:: TASK REQUIREMENTS ::
Restate the entries below word for word, omitting nothing.

[START EXERCISE MATERIAL]

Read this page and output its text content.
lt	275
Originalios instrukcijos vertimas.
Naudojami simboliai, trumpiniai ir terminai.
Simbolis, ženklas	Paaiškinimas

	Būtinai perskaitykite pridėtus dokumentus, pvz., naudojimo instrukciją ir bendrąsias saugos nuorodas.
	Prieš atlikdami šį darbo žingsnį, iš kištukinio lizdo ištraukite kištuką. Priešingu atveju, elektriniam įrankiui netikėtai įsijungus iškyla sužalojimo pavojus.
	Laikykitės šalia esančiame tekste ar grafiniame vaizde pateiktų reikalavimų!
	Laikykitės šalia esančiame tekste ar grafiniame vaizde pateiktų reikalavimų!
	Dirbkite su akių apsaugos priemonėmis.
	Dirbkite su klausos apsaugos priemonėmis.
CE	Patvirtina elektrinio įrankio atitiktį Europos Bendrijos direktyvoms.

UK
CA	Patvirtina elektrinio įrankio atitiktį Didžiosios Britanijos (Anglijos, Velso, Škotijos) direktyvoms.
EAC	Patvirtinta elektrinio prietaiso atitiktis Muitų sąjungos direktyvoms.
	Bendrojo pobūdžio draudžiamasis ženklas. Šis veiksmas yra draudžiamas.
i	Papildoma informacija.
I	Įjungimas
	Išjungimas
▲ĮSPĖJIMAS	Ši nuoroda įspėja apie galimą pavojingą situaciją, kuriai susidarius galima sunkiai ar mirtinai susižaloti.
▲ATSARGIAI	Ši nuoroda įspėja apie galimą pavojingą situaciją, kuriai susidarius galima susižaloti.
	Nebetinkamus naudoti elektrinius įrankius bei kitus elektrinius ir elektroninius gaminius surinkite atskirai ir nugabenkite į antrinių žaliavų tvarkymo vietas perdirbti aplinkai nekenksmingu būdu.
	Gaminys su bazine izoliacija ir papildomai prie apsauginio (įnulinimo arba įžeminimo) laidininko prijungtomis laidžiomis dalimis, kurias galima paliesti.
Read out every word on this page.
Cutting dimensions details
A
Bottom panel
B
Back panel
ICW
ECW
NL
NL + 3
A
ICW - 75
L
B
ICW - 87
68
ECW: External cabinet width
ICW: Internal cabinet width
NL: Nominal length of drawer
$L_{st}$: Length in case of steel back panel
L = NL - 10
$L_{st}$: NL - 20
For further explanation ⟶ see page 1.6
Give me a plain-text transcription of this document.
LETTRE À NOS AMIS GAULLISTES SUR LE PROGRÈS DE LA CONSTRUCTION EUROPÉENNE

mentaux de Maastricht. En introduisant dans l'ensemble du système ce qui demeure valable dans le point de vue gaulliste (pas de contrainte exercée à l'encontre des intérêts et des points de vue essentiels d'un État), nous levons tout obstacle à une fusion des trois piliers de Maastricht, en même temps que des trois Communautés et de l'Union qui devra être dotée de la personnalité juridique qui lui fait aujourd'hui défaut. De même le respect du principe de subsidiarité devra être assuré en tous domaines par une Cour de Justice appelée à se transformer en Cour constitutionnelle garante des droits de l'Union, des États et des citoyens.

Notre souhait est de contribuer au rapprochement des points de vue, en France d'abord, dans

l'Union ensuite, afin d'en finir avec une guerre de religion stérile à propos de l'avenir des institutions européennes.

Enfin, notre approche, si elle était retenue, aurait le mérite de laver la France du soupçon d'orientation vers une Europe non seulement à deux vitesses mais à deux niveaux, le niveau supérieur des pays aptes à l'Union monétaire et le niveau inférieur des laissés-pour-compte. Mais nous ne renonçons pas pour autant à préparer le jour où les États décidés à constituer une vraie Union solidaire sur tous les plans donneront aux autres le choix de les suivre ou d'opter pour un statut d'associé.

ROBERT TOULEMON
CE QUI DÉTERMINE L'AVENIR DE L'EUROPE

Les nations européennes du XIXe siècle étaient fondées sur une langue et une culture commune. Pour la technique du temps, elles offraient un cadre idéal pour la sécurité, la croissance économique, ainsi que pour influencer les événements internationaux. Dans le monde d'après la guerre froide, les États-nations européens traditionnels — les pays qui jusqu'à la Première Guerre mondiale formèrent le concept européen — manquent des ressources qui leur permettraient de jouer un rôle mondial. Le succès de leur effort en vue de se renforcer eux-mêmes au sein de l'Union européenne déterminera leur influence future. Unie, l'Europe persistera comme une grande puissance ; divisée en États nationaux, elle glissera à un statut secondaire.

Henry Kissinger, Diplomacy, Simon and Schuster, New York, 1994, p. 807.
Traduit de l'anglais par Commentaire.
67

[END EXERCISE MATERIAL]

:: THE SOLUTION ::
Read this page and output its text content.
lt	275
Originalios instrukcijos vertimas.
Naudojami simboliai, trumpiniai ir terminai.
Simbolis, ženklas	Paaiškinimas

	Būtinai perskaitykite pridėtus dokumentus, pvz., naudojimo instrukciją ir bendrąsias saugos nuorodas.
	Prieš atlikdami šį darbo žingsnį, iš kištukinio lizdo ištraukite kištuką. Priešingu atveju, elektriniam įrankiui netikėtai įsijungus iškyla sužalojimo pavojus.
	Laikykitės šalia esančiame tekste ar grafiniame vaizde pateiktų reikalavimų!
	Laikykitės šalia esančiame tekste ar grafiniame vaizde pateiktų reikalavimų!
	Dirbkite su akių apsaugos priemonėmis.
	Dirbkite su klausos apsaugos priemonėmis.
CE	Patvirtina elektrinio įrankio atitiktį Europos Bendrijos direktyvoms.

UK
CA	Patvirtina elektrinio įrankio atitiktį Didžiosios Britanijos (Anglijos, Velso, Škotijos) direktyvoms.
EAC	Patvirtinta elektrinio prietaiso atitiktis Muitų sąjungos direktyvoms.
	Bendrojo pobūdžio draudžiamasis ženklas. Šis veiksmas yra draudžiamas.
i	Papildoma informacija.
I	Įjungimas
	Išjungimas
▲ĮSPĖJIMAS	Ši nuoroda įspėja apie galimą pavojingą situaciją, kuriai susidarius galima sunkiai ar mirtinai susižaloti.
▲ATSARGIAI	Ši nuoroda įspėja apie galimą pavojingą situaciją, kuriai susidarius galima susižaloti.
	Nebetinkamus naudoti elektrinius įrankius bei kitus elektrinius ir elektroninius gaminius surinkite atskirai ir nugabenkite į antrinių žaliavų tvarkymo vietas perdirbti aplinkai nekenksmingu būdu.
	Gaminys su bazine izoliacija ir papildomai prie apsauginio (įnulinimo arba įžeminimo) laidininko prijungtomis laidžiomis dalimis, kurias galima paliesti.
Read out every word on this page.
Cutting dimensions details
A
Bottom panel
B
Back panel
ICW
ECW
NL
NL + 3
A
ICW - 75
L
B
ICW - 87
68
ECW: External cabinet width
ICW: Internal cabinet width
NL: Nominal length of drawer
$L_{st}$: Length in case of steel back panel
L = NL - 10
$L_{st}$: NL - 20
For further explanation ⟶ see page 1.6
Give me a plain-text transcription of this document.
LETTRE À NOS AMIS GAULLISTES SUR LE PROGRÈS DE LA CONSTRUCTION EUROPÉENNE

mentaux de Maastricht. En introduisant dans l'ensemble du système ce qui demeure valable dans le point de vue gaulliste (pas de contrainte exercée à l'encontre des intérêts et des points de vue essentiels d'un État), nous levons tout obstacle à une fusion des trois piliers de Maastricht, en même temps que des trois Communautés et de l'Union qui devra être dotée de la personnalité juridique qui lui fait aujourd'hui défaut. De même le respect du principe de subsidiarité devra être assuré en tous domaines par une Cour de Justice appelée à se transformer en Cour constitutionnelle garante des droits de l'Union, des États et des citoyens.

Notre souhait est de contribuer au rapprochement des points de vue, en France d'abord, dans

l'Union ensuite, afin d'en finir avec une guerre de religion stérile à propos de l'avenir des institutions européennes.

Enfin, notre approche, si elle était retenue, aurait le mérite de laver la France du soupçon d'orientation vers une Europe non seulement à deux vitesses mais à deux niveaux, le niveau supérieur des pays aptes à l'Union monétaire et le niveau inférieur des laissés-pour-compte. Mais nous ne renonçons pas pour autant à préparer le jour où les États décidés à constituer une vraie Union solidaire sur tous les plans donneront aux autres le choix de les suivre ou d'opter pour un statut d'associé.

ROBERT TOULEMON
CE QUI DÉTERMINE L'AVENIR DE L'EUROPE

Les nations européennes du XIXe siècle étaient fondées sur une langue et une culture commune. Pour la technique du temps, elles offraient un cadre idéal pour la sécurité, la croissance économique, ainsi que pour influencer les événements internationaux. Dans le monde d'après la guerre froide, les États-nations européens traditionnels — les pays qui jusqu'à la Première Guerre mondiale formèrent le concept européen — manquent des ressources qui leur permettraient de jouer un rôle mondial. Le succès de leur effort en vue de se renforcer eux-mêmes au sein de l'Union européenne déterminera leur influence future. Unie, l'Europe persistera comme une grande puissance ; divisée en États nationaux, elle glissera à un statut secondaire.

Henry Kissinger, Diplomacy, Simon and Schuster, New York, 1994, p. 807.
Traduit de l'anglais par Commentaire.
67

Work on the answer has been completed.